Short exercise: The records are to be restated in their entirety, word for word.

Input data:
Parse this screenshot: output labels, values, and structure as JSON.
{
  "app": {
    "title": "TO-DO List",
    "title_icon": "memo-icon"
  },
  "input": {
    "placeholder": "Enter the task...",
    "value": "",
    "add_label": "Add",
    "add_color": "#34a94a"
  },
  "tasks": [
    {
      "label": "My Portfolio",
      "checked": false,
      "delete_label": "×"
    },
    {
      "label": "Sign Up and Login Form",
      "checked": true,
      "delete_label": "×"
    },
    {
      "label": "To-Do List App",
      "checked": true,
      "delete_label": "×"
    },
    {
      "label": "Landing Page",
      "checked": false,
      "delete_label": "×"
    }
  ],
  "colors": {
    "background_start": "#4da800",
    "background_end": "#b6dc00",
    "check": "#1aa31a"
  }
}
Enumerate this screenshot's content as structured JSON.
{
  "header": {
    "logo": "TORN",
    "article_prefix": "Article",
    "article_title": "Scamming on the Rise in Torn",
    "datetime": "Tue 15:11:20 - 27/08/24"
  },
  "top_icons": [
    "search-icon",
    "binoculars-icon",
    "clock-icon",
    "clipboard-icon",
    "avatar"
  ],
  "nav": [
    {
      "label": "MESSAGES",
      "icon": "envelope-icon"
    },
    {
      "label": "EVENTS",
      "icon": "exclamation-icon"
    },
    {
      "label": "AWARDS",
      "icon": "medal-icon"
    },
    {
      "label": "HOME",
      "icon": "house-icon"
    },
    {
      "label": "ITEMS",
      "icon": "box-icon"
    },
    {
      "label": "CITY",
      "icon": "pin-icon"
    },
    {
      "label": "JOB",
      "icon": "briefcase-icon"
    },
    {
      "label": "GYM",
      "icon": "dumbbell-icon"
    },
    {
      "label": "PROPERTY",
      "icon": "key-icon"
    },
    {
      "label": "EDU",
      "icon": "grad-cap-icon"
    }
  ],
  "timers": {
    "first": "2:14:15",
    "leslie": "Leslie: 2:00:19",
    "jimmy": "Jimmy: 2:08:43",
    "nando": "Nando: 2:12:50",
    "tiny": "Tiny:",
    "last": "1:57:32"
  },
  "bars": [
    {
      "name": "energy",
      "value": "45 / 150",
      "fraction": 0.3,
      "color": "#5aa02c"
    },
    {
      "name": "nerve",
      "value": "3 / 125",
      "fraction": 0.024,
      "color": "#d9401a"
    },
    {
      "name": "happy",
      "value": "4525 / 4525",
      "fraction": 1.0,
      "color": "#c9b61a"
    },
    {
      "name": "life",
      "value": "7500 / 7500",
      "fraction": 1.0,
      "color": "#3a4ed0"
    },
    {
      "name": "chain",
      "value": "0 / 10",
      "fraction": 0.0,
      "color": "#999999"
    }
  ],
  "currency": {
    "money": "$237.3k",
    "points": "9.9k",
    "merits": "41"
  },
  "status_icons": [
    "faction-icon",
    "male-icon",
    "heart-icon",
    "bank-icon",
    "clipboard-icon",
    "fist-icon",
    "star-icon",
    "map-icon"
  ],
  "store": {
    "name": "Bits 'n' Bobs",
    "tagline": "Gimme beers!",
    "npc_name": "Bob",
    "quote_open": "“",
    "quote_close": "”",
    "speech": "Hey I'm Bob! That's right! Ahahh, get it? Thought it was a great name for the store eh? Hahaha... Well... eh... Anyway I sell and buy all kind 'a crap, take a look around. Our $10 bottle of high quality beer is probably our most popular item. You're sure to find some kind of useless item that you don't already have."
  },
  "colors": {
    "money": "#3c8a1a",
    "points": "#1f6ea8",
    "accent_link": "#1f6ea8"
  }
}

Full response:
Parse this screenshot: output labels, values, and structure as JSON.
{
  "app": {
    "title": "TO-DO List",
    "title_icon": "memo-icon"
  },
  "input": {
    "placeholder": "Enter the task...",
    "value": "",
    "add_label": "Add",
    "add_color": "#34a94a"
  },
  "tasks": [
    {
      "label": "My Portfolio",
      "checked": false,
      "delete_label": "×"
    },
    {
      "label": "Sign Up and Login Form",
      "checked": true,
      "delete_label": "×"
    },
    {
      "label": "To-Do List App",
      "checked": true,
      "delete_label": "×"
    },
    {
      "label": "Landing Page",
      "checked": false,
      "delete_label": "×"
    }
  ],
  "colors": {
    "background_start": "#4da800",
    "background_end": "#b6dc00",
    "check": "#1aa31a"
  }
}
Enumerate this screenshot's content as structured JSON.
{
  "header": {
    "logo": "TORN",
    "article_prefix": "Article",
    "article_title": "Scamming on the Rise in Torn",
    "datetime": "Tue 15:11:20 - 27/08/24"
  },
  "top_icons": [
    "search-icon",
    "binoculars-icon",
    "clock-icon",
    "clipboard-icon",
    "avatar"
  ],
  "nav": [
    {
      "label": "MESSAGES",
      "icon": "envelope-icon"
    },
    {
      "label": "EVENTS",
      "icon": "exclamation-icon"
    },
    {
      "label": "AWARDS",
      "icon": "medal-icon"
    },
    {
      "label": "HOME",
      "icon": "house-icon"
    },
    {
      "label": "ITEMS",
      "icon": "box-icon"
    },
    {
      "label": "CITY",
      "icon": "pin-icon"
    },
    {
      "label": "JOB",
      "icon": "briefcase-icon"
    },
    {
      "label": "GYM",
      "icon": "dumbbell-icon"
    },
    {
      "label": "PROPERTY",
      "icon": "key-icon"
    },
    {
      "label": "EDU",
      "icon": "grad-cap-icon"
    }
  ],
  "timers": {
    "first": "2:14:15",
    "leslie": "Leslie: 2:00:19",
    "jimmy": "Jimmy: 2:08:43",
    "nando": "Nando: 2:12:50",
    "tiny": "Tiny:",
    "last": "1:57:32"
  },
  "bars": [
    {
      "name": "energy",
      "value": "45 / 150",
      "fraction": 0.3,
      "color": "#5aa02c"
    },
    {
      "name": "nerve",
      "value": "3 / 125",
      "fraction": 0.024,
      "color": "#d9401a"
    },
    {
      "name": "happy",
      "value": "4525 / 4525",
      "fraction": 1.0,
      "color": "#c9b61a"
    },
    {
      "name": "life",
      "value": "7500 / 7500",
      "fraction": 1.0,
      "color": "#3a4ed0"
    },
    {
      "name": "chain",
      "value": "0 / 10",
      "fraction": 0.0,
      "color": "#999999"
    }
  ],
  "currency": {
    "money": "$237.3k",
    "points": "9.9k",
    "merits": "41"
  },
  "status_icons": [
    "faction-icon",
    "male-icon",
    "heart-icon",
    "bank-icon",
    "clipboard-icon",
    "fist-icon",
    "star-icon",
    "map-icon"
  ],
  "store": {
    "name": "Bits 'n' Bobs",
    "tagline": "Gimme beers!",
    "npc_name": "Bob",
    "quote_open": "“",
    "quote_close": "”",
    "speech": "Hey I'm Bob! That's right! Ahahh, get it? Thought it was a great name for the store eh? Hahaha... Well... eh... Anyway I sell and buy all kind 'a crap, take a look around. Our $10 bottle of high quality beer is probably our most popular item. You're sure to find some kind of useless item that you don't already have."
  },
  "colors": {
    "money": "#3c8a1a",
    "points": "#1f6ea8",
    "accent_link": "#1f6ea8"
  }
}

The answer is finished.